» Given instruction
The entries below should be quoted exactly, with no pictures carried over.

» Records supplied
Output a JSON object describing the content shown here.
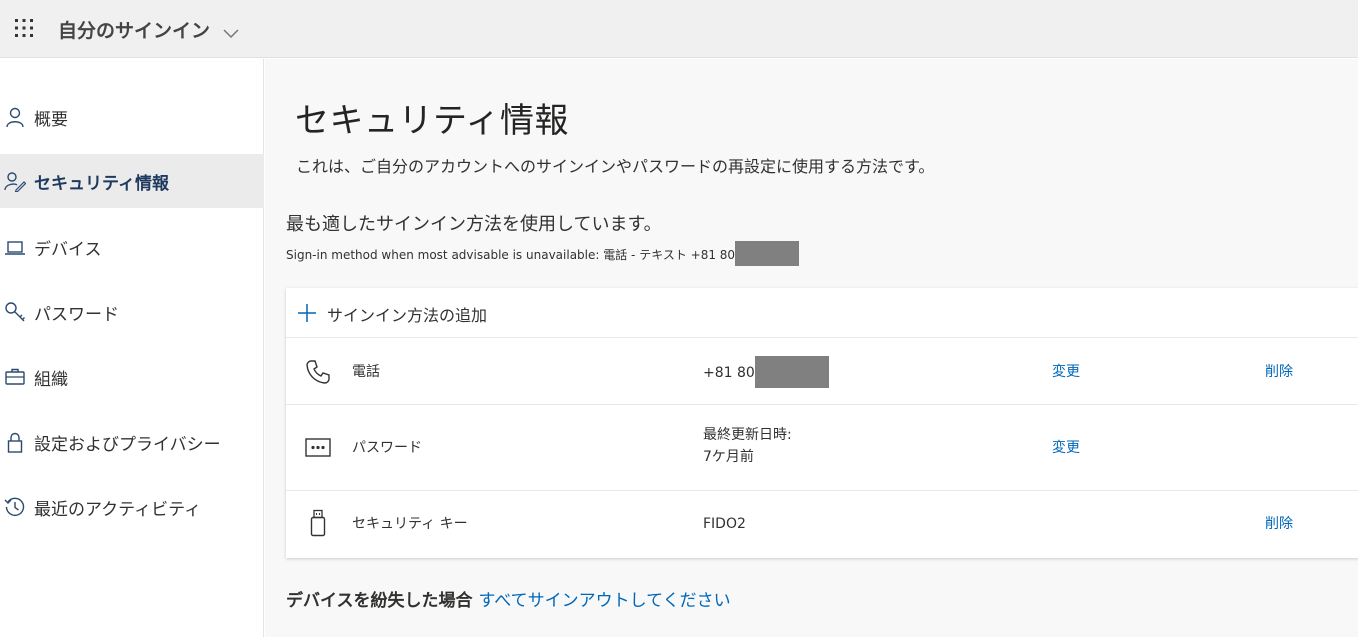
{
  "header": {
    "app_title": "自分のサインイン",
    "waffle_icon": "app-launcher-icon",
    "chevron_icon": "chevron-down-icon"
  },
  "sidebar": {
    "items": [
      {
        "label": "概要",
        "icon": "person-icon",
        "active": false
      },
      {
        "label": "セキュリティ情報",
        "icon": "person-edit-icon",
        "active": true
      },
      {
        "label": "デバイス",
        "icon": "laptop-icon",
        "active": false
      },
      {
        "label": "パスワード",
        "icon": "key-icon",
        "active": false
      },
      {
        "label": "組織",
        "icon": "briefcase-icon",
        "active": false
      },
      {
        "label": "設定およびプライバシー",
        "icon": "lock-icon",
        "active": false
      },
      {
        "label": "最近のアクティビティ",
        "icon": "history-icon",
        "active": false
      }
    ]
  },
  "main": {
    "title": "セキュリティ情報",
    "description": "これは、ご自分のアカウントへのサインインやパスワードの再設定に使用する方法です。",
    "default_heading": "最も適したサインイン方法を使用しています。",
    "fallback_text": "Sign-in method when most advisable is unavailable: 電話 - テキスト +81 80",
    "add_method_label": "サインイン方法の追加",
    "methods": [
      {
        "name": "電話",
        "icon": "phone-icon",
        "detail": "+81 80",
        "redacted": true,
        "change": "変更",
        "delete": "削除"
      },
      {
        "name": "パスワード",
        "icon": "password-dots-icon",
        "detail_line1": "最終更新日時:",
        "detail_line2": "7ケ月前",
        "change": "変更",
        "delete": ""
      },
      {
        "name": "セキュリティ キー",
        "icon": "usb-key-icon",
        "detail": "FIDO2",
        "change": "",
        "delete": "削除"
      }
    ],
    "lost_device_label": "デバイスを紛失した場合",
    "lost_device_link": "すべてサインアウトしてください"
  },
  "colors": {
    "link": "#0067b8",
    "topbar_bg": "#f0f0f0",
    "main_bg": "#f8f8f8",
    "active_nav_bg": "#ebebeb",
    "redaction": "#808080"
  }
}
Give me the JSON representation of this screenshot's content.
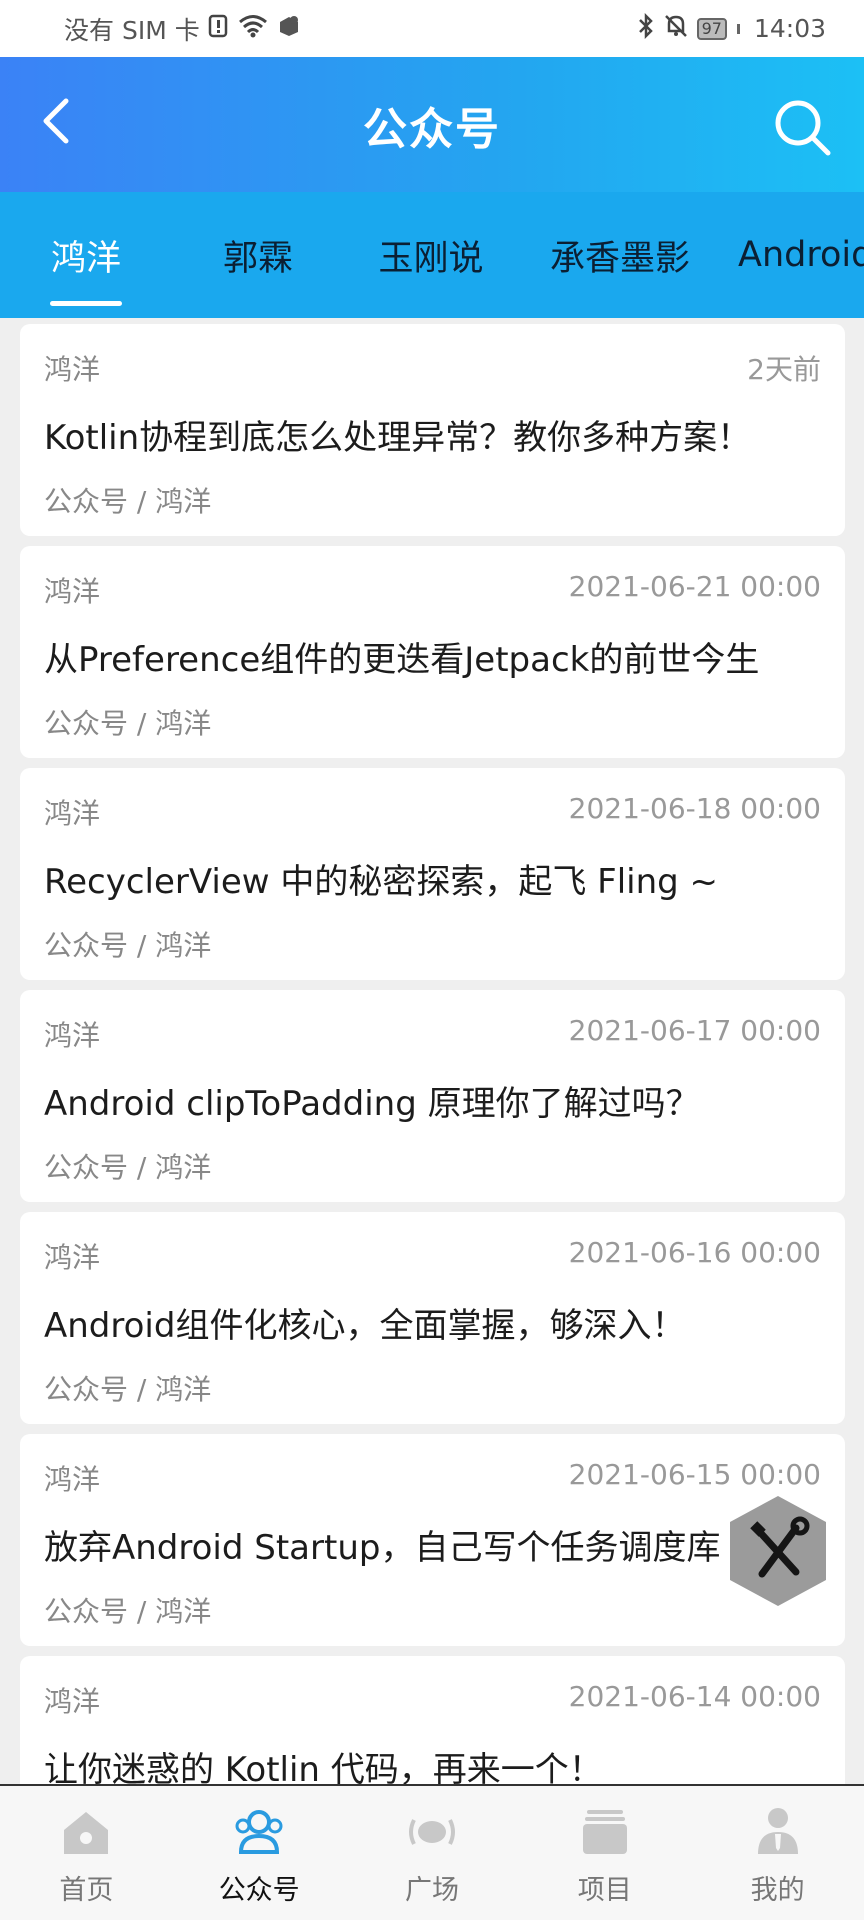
{
  "status_bar": {
    "carrier": "没有 SIM 卡",
    "battery": "97",
    "time": "14:03"
  },
  "header": {
    "title": "公众号",
    "back_icon": "chevron-left-icon",
    "search_icon": "search-icon"
  },
  "tabs": [
    {
      "label": "鸿洋",
      "active": true
    },
    {
      "label": "郭霖",
      "active": false
    },
    {
      "label": "玉刚说",
      "active": false
    },
    {
      "label": "承香墨影",
      "active": false
    },
    {
      "label": "Android",
      "active": false
    }
  ],
  "articles": [
    {
      "author": "鸿洋",
      "date": "2天前",
      "title": "Kotlin协程到底怎么处理异常？教你多种方案！",
      "category": "公众号 / 鸿洋"
    },
    {
      "author": "鸿洋",
      "date": "2021-06-21 00:00",
      "title": "从Preference组件的更迭看Jetpack的前世今生",
      "category": "公众号 / 鸿洋"
    },
    {
      "author": "鸿洋",
      "date": "2021-06-18 00:00",
      "title": "RecyclerView 中的秘密探索，起飞 Fling ~",
      "category": "公众号 / 鸿洋"
    },
    {
      "author": "鸿洋",
      "date": "2021-06-17 00:00",
      "title": "Android clipToPadding 原理你了解过吗？",
      "category": "公众号 / 鸿洋"
    },
    {
      "author": "鸿洋",
      "date": "2021-06-16 00:00",
      "title": "Android组件化核心，全面掌握，够深入！",
      "category": "公众号 / 鸿洋"
    },
    {
      "author": "鸿洋",
      "date": "2021-06-15 00:00",
      "title": "放弃Android Startup，自己写个任务调度库",
      "category": "公众号 / 鸿洋"
    },
    {
      "author": "鸿洋",
      "date": "2021-06-14 00:00",
      "title": "让你迷惑的 Kotlin 代码，再来一个！",
      "category": ""
    }
  ],
  "fab": {
    "icon": "tools-icon"
  },
  "bottom_nav": [
    {
      "label": "首页",
      "icon": "home-icon",
      "active": false
    },
    {
      "label": "公众号",
      "icon": "people-icon",
      "active": true
    },
    {
      "label": "广场",
      "icon": "broadcast-icon",
      "active": false
    },
    {
      "label": "项目",
      "icon": "folder-icon",
      "active": false
    },
    {
      "label": "我的",
      "icon": "user-icon",
      "active": false
    }
  ],
  "colors": {
    "header_start": "#3b82f6",
    "header_end": "#1cc0f5",
    "tab_bar": "#1aa8ee",
    "nav_active": "#2a9be0",
    "nav_inactive": "#c4c4c4"
  }
}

» Expected answer
Output a JSON object describing the content shown here.
{
  "header": {
    "app_title": "自分のサインイン",
    "waffle_icon": "app-launcher-icon",
    "chevron_icon": "chevron-down-icon"
  },
  "sidebar": {
    "items": [
      {
        "label": "概要",
        "icon": "person-icon",
        "active": false
      },
      {
        "label": "セキュリティ情報",
        "icon": "person-edit-icon",
        "active": true
      },
      {
        "label": "デバイス",
        "icon": "laptop-icon",
        "active": false
      },
      {
        "label": "パスワード",
        "icon": "key-icon",
        "active": false
      },
      {
        "label": "組織",
        "icon": "briefcase-icon",
        "active": false
      },
      {
        "label": "設定およびプライバシー",
        "icon": "lock-icon",
        "active": false
      },
      {
        "label": "最近のアクティビティ",
        "icon": "history-icon",
        "active": false
      }
    ]
  },
  "main": {
    "title": "セキュリティ情報",
    "description": "これは、ご自分のアカウントへのサインインやパスワードの再設定に使用する方法です。",
    "default_heading": "最も適したサインイン方法を使用しています。",
    "fallback_text": "Sign-in method when most advisable is unavailable: 電話 - テキスト +81 80",
    "add_method_label": "サインイン方法の追加",
    "methods": [
      {
        "name": "電話",
        "icon": "phone-icon",
        "detail": "+81 80",
        "redacted": true,
        "change": "変更",
        "delete": "削除"
      },
      {
        "name": "パスワード",
        "icon": "password-dots-icon",
        "detail_line1": "最終更新日時:",
        "detail_line2": "7ケ月前",
        "change": "変更",
        "delete": ""
      },
      {
        "name": "セキュリティ キー",
        "icon": "usb-key-icon",
        "detail": "FIDO2",
        "change": "",
        "delete": "削除"
      }
    ],
    "lost_device_label": "デバイスを紛失した場合",
    "lost_device_link": "すべてサインアウトしてください"
  },
  "colors": {
    "link": "#0067b8",
    "topbar_bg": "#f0f0f0",
    "main_bg": "#f8f8f8",
    "active_nav_bg": "#ebebeb",
    "redaction": "#808080"
  }
}
Give me the JSON representation of this screenshot's content.
{
  "status_bar": {
    "carrier": "没有 SIM 卡",
    "battery": "97",
    "time": "14:03"
  },
  "header": {
    "title": "公众号",
    "back_icon": "chevron-left-icon",
    "search_icon": "search-icon"
  },
  "tabs": [
    {
      "label": "鸿洋",
      "active": true
    },
    {
      "label": "郭霖",
      "active": false
    },
    {
      "label": "玉刚说",
      "active": false
    },
    {
      "label": "承香墨影",
      "active": false
    },
    {
      "label": "Android",
      "active": false
    }
  ],
  "articles": [
    {
      "author": "鸿洋",
      "date": "2天前",
      "title": "Kotlin协程到底怎么处理异常？教你多种方案！",
      "category": "公众号 / 鸿洋"
    },
    {
      "author": "鸿洋",
      "date": "2021-06-21 00:00",
      "title": "从Preference组件的更迭看Jetpack的前世今生",
      "category": "公众号 / 鸿洋"
    },
    {
      "author": "鸿洋",
      "date": "2021-06-18 00:00",
      "title": "RecyclerView 中的秘密探索，起飞 Fling ~",
      "category": "公众号 / 鸿洋"
    },
    {
      "author": "鸿洋",
      "date": "2021-06-17 00:00",
      "title": "Android clipToPadding 原理你了解过吗？",
      "category": "公众号 / 鸿洋"
    },
    {
      "author": "鸿洋",
      "date": "2021-06-16 00:00",
      "title": "Android组件化核心，全面掌握，够深入！",
      "category": "公众号 / 鸿洋"
    },
    {
      "author": "鸿洋",
      "date": "2021-06-15 00:00",
      "title": "放弃Android Startup，自己写个任务调度库",
      "category": "公众号 / 鸿洋"
    },
    {
      "author": "鸿洋",
      "date": "2021-06-14 00:00",
      "title": "让你迷惑的 Kotlin 代码，再来一个！",
      "category": ""
    }
  ],
  "fab": {
    "icon": "tools-icon"
  },
  "bottom_nav": [
    {
      "label": "首页",
      "icon": "home-icon",
      "active": false
    },
    {
      "label": "公众号",
      "icon": "people-icon",
      "active": true
    },
    {
      "label": "广场",
      "icon": "broadcast-icon",
      "active": false
    },
    {
      "label": "项目",
      "icon": "folder-icon",
      "active": false
    },
    {
      "label": "我的",
      "icon": "user-icon",
      "active": false
    }
  ],
  "colors": {
    "header_start": "#3b82f6",
    "header_end": "#1cc0f5",
    "tab_bar": "#1aa8ee",
    "nav_active": "#2a9be0",
    "nav_inactive": "#c4c4c4"
  }
}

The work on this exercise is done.